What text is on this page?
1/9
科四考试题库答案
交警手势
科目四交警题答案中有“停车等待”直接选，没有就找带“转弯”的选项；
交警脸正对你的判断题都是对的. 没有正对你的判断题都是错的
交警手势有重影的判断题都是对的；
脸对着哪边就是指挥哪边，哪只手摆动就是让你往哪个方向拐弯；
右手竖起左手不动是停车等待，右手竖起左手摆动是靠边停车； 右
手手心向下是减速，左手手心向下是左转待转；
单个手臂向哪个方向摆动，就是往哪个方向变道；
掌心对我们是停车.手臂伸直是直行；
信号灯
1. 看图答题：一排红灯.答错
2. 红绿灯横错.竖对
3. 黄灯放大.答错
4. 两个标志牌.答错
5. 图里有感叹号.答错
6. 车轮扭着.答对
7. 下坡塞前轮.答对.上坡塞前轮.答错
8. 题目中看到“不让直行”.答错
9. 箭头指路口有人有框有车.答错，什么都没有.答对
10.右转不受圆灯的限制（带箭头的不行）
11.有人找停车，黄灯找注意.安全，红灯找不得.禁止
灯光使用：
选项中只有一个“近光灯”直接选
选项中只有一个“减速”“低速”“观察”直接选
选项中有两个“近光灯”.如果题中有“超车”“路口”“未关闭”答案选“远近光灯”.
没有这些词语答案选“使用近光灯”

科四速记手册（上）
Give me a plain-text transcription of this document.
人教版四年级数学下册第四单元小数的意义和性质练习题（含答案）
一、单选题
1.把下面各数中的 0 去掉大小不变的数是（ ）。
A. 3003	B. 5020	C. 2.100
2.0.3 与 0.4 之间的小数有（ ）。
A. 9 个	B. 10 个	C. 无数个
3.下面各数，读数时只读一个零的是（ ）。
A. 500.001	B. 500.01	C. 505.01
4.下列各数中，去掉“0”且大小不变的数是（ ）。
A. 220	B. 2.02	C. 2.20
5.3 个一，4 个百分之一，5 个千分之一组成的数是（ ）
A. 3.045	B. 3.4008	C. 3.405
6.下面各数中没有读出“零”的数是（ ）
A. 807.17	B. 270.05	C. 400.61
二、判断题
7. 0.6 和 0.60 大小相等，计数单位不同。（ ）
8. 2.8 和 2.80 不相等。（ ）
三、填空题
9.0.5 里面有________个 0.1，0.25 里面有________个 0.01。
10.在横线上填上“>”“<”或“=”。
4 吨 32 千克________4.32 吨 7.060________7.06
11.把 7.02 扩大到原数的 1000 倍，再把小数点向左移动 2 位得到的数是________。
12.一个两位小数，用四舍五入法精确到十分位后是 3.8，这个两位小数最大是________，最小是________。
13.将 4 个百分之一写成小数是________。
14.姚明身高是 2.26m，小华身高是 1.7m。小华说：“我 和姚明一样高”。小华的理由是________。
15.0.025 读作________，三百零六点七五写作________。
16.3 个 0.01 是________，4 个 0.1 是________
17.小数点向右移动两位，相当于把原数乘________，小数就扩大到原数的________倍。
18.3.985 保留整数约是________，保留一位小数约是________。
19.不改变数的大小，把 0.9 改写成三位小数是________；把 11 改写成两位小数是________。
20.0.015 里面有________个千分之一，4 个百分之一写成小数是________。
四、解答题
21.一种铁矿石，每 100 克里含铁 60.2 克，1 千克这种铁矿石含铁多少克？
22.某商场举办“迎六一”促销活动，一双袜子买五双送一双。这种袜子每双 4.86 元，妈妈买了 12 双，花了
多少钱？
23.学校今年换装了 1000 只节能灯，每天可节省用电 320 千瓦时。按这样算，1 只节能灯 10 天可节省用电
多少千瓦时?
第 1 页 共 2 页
----------------
From the listing, copy every line where the string "text" appears.

■ Output for this exercise:
What text is on this page?
Give me a plain-text transcription of this document.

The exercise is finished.